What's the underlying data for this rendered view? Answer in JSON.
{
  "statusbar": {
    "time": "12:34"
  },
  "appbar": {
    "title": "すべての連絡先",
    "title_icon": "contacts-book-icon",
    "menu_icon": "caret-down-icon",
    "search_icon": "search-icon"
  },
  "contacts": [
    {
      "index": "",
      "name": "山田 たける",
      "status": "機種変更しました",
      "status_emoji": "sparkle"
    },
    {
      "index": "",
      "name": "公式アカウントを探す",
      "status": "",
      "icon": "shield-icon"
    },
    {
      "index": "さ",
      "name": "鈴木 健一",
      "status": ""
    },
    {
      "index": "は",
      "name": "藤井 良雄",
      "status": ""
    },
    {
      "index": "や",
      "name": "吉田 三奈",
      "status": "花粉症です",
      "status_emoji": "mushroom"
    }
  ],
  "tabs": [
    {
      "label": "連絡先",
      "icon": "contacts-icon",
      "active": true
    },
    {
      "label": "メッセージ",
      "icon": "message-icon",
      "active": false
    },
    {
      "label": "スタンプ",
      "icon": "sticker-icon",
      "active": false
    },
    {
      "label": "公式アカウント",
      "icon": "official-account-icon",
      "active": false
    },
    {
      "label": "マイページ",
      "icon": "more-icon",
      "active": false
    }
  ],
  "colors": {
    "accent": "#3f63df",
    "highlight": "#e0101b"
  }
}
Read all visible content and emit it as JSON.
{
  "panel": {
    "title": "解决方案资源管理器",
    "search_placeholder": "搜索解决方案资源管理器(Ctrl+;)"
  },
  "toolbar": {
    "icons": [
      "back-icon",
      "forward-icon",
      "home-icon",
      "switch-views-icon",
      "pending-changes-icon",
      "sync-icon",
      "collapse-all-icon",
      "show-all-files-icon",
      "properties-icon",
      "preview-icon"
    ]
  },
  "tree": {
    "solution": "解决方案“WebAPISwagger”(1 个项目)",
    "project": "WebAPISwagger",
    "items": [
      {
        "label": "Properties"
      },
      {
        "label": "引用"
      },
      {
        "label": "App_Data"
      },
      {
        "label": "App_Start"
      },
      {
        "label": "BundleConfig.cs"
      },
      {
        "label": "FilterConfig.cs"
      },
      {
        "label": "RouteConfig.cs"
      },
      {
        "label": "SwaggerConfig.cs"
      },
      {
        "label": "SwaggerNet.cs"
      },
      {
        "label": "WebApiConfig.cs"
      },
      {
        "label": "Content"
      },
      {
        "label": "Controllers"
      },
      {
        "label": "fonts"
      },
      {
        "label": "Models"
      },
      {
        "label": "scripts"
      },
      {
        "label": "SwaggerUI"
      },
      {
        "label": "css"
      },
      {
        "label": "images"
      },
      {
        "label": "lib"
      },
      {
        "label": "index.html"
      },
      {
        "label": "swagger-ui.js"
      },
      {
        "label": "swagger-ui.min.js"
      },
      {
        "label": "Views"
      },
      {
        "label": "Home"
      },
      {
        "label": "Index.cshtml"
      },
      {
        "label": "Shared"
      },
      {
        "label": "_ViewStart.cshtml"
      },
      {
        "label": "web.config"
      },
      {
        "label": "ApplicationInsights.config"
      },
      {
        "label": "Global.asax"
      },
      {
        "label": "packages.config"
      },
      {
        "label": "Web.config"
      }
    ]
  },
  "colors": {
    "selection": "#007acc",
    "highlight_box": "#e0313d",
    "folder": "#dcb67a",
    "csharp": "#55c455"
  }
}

──────

■ Written task
Read the entries and show each line that mentions "name".

■ Right answer
      "name": "山田 たける",
      "name": "公式アカウントを探す",
      "name": "鈴木 健一",
      "name": "藤井 良雄",
      "name": "吉田 三奈",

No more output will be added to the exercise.